Data provided »
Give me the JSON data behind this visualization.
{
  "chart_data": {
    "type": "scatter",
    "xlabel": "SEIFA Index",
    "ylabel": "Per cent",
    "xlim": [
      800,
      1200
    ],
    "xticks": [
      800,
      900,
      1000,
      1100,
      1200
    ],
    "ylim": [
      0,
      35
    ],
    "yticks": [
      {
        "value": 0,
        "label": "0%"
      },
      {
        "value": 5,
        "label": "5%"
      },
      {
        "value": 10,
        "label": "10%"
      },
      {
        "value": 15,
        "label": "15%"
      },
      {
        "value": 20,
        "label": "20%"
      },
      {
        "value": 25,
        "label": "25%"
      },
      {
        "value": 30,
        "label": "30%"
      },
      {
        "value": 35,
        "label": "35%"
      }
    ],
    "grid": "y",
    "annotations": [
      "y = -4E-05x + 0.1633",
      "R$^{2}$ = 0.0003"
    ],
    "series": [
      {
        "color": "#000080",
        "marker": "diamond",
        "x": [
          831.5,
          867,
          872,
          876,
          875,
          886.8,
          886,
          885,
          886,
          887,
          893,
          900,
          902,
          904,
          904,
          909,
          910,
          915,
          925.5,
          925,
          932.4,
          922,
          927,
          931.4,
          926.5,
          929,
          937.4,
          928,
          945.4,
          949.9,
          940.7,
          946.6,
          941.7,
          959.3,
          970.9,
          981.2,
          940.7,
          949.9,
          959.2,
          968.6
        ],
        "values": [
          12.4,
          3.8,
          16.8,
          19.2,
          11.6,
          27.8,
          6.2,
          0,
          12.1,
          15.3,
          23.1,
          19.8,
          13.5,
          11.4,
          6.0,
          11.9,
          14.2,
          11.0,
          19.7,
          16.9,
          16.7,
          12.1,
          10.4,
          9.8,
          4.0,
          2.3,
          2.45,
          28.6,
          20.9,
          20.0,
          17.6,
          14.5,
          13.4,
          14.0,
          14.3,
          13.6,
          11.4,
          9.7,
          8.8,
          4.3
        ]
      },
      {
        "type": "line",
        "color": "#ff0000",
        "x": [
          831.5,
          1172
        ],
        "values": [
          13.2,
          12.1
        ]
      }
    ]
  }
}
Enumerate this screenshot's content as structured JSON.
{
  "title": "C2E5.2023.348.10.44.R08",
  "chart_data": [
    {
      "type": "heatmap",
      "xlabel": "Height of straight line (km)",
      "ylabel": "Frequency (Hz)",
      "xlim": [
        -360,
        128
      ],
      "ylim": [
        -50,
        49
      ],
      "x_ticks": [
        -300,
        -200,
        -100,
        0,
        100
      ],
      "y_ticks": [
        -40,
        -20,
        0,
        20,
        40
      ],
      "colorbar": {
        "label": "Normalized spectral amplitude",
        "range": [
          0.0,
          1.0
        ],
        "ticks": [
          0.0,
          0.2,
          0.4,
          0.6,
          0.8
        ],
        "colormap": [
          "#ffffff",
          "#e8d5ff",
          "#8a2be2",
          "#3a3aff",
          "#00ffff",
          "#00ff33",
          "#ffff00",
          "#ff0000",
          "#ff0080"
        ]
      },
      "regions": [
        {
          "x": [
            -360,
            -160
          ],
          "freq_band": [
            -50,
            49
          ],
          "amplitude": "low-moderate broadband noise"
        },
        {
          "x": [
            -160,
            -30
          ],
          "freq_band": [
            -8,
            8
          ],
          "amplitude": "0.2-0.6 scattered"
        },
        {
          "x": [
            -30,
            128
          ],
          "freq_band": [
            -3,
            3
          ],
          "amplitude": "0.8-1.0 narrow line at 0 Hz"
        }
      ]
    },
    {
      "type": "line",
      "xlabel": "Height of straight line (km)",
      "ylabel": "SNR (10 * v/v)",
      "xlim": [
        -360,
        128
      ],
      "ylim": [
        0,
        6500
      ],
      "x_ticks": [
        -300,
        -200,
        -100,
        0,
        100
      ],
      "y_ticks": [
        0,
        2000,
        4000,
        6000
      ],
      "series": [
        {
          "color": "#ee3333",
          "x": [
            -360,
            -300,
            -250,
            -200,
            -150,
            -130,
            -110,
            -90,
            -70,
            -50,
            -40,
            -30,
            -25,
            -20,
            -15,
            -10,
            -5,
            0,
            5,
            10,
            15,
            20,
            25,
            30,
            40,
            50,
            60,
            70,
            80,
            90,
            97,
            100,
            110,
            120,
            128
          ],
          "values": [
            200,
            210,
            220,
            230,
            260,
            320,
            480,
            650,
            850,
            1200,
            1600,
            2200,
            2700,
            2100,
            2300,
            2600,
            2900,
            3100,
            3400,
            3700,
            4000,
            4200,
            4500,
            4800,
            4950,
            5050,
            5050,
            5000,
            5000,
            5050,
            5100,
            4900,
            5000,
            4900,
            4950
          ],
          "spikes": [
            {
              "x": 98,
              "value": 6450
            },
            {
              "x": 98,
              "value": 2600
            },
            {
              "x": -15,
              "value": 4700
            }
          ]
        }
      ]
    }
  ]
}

Aim » Each line of the listing should be copied exactly.

Problem solution »
Give me the JSON data behind this visualization.
{
  "chart_data": {
    "type": "scatter",
    "xlabel": "SEIFA Index",
    "ylabel": "Per cent",
    "xlim": [
      800,
      1200
    ],
    "xticks": [
      800,
      900,
      1000,
      1100,
      1200
    ],
    "ylim": [
      0,
      35
    ],
    "yticks": [
      {
        "value": 0,
        "label": "0%"
      },
      {
        "value": 5,
        "label": "5%"
      },
      {
        "value": 10,
        "label": "10%"
      },
      {
        "value": 15,
        "label": "15%"
      },
      {
        "value": 20,
        "label": "20%"
      },
      {
        "value": 25,
        "label": "25%"
      },
      {
        "value": 30,
        "label": "30%"
      },
      {
        "value": 35,
        "label": "35%"
      }
    ],
    "grid": "y",
    "annotations": [
      "y = -4E-05x + 0.1633",
      "R$^{2}$ = 0.0003"
    ],
    "series": [
      {
        "color": "#000080",
        "marker": "diamond",
        "x": [
          831.5,
          867,
          872,
          876,
          875,
          886.8,
          886,
          885,
          886,
          887,
          893,
          900,
          902,
          904,
          904,
          909,
          910,
          915,
          925.5,
          925,
          932.4,
          922,
          927,
          931.4,
          926.5,
          929,
          937.4,
          928,
          945.4,
          949.9,
          940.7,
          946.6,
          941.7,
          959.3,
          970.9,
          981.2,
          940.7,
          949.9,
          959.2,
          968.6
        ],
        "values": [
          12.4,
          3.8,
          16.8,
          19.2,
          11.6,
          27.8,
          6.2,
          0,
          12.1,
          15.3,
          23.1,
          19.8,
          13.5,
          11.4,
          6.0,
          11.9,
          14.2,
          11.0,
          19.7,
          16.9,
          16.7,
          12.1,
          10.4,
          9.8,
          4.0,
          2.3,
          2.45,
          28.6,
          20.9,
          20.0,
          17.6,
          14.5,
          13.4,
          14.0,
          14.3,
          13.6,
          11.4,
          9.7,
          8.8,
          4.3
        ]
      },
      {
        "type": "line",
        "color": "#ff0000",
        "x": [
          831.5,
          1172
        ],
        "values": [
          13.2,
          12.1
        ]
      }
    ]
  }
}
Enumerate this screenshot's content as structured JSON.
{
  "title": "C2E5.2023.348.10.44.R08",
  "chart_data": [
    {
      "type": "heatmap",
      "xlabel": "Height of straight line (km)",
      "ylabel": "Frequency (Hz)",
      "xlim": [
        -360,
        128
      ],
      "ylim": [
        -50,
        49
      ],
      "x_ticks": [
        -300,
        -200,
        -100,
        0,
        100
      ],
      "y_ticks": [
        -40,
        -20,
        0,
        20,
        40
      ],
      "colorbar": {
        "label": "Normalized spectral amplitude",
        "range": [
          0.0,
          1.0
        ],
        "ticks": [
          0.0,
          0.2,
          0.4,
          0.6,
          0.8
        ],
        "colormap": [
          "#ffffff",
          "#e8d5ff",
          "#8a2be2",
          "#3a3aff",
          "#00ffff",
          "#00ff33",
          "#ffff00",
          "#ff0000",
          "#ff0080"
        ]
      },
      "regions": [
        {
          "x": [
            -360,
            -160
          ],
          "freq_band": [
            -50,
            49
          ],
          "amplitude": "low-moderate broadband noise"
        },
        {
          "x": [
            -160,
            -30
          ],
          "freq_band": [
            -8,
            8
          ],
          "amplitude": "0.2-0.6 scattered"
        },
        {
          "x": [
            -30,
            128
          ],
          "freq_band": [
            -3,
            3
          ],
          "amplitude": "0.8-1.0 narrow line at 0 Hz"
        }
      ]
    },
    {
      "type": "line",
      "xlabel": "Height of straight line (km)",
      "ylabel": "SNR (10 * v/v)",
      "xlim": [
        -360,
        128
      ],
      "ylim": [
        0,
        6500
      ],
      "x_ticks": [
        -300,
        -200,
        -100,
        0,
        100
      ],
      "y_ticks": [
        0,
        2000,
        4000,
        6000
      ],
      "series": [
        {
          "color": "#ee3333",
          "x": [
            -360,
            -300,
            -250,
            -200,
            -150,
            -130,
            -110,
            -90,
            -70,
            -50,
            -40,
            -30,
            -25,
            -20,
            -15,
            -10,
            -5,
            0,
            5,
            10,
            15,
            20,
            25,
            30,
            40,
            50,
            60,
            70,
            80,
            90,
            97,
            100,
            110,
            120,
            128
          ],
          "values": [
            200,
            210,
            220,
            230,
            260,
            320,
            480,
            650,
            850,
            1200,
            1600,
            2200,
            2700,
            2100,
            2300,
            2600,
            2900,
            3100,
            3400,
            3700,
            4000,
            4200,
            4500,
            4800,
            4950,
            5050,
            5050,
            5000,
            5000,
            5050,
            5100,
            4900,
            5000,
            4900,
            4950
          ],
          "spikes": [
            {
              "x": 98,
              "value": 6450
            },
            {
              "x": 98,
              "value": 2600
            },
            {
              "x": -15,
              "value": 4700
            }
          ]
        }
      ]
    }
  ]
}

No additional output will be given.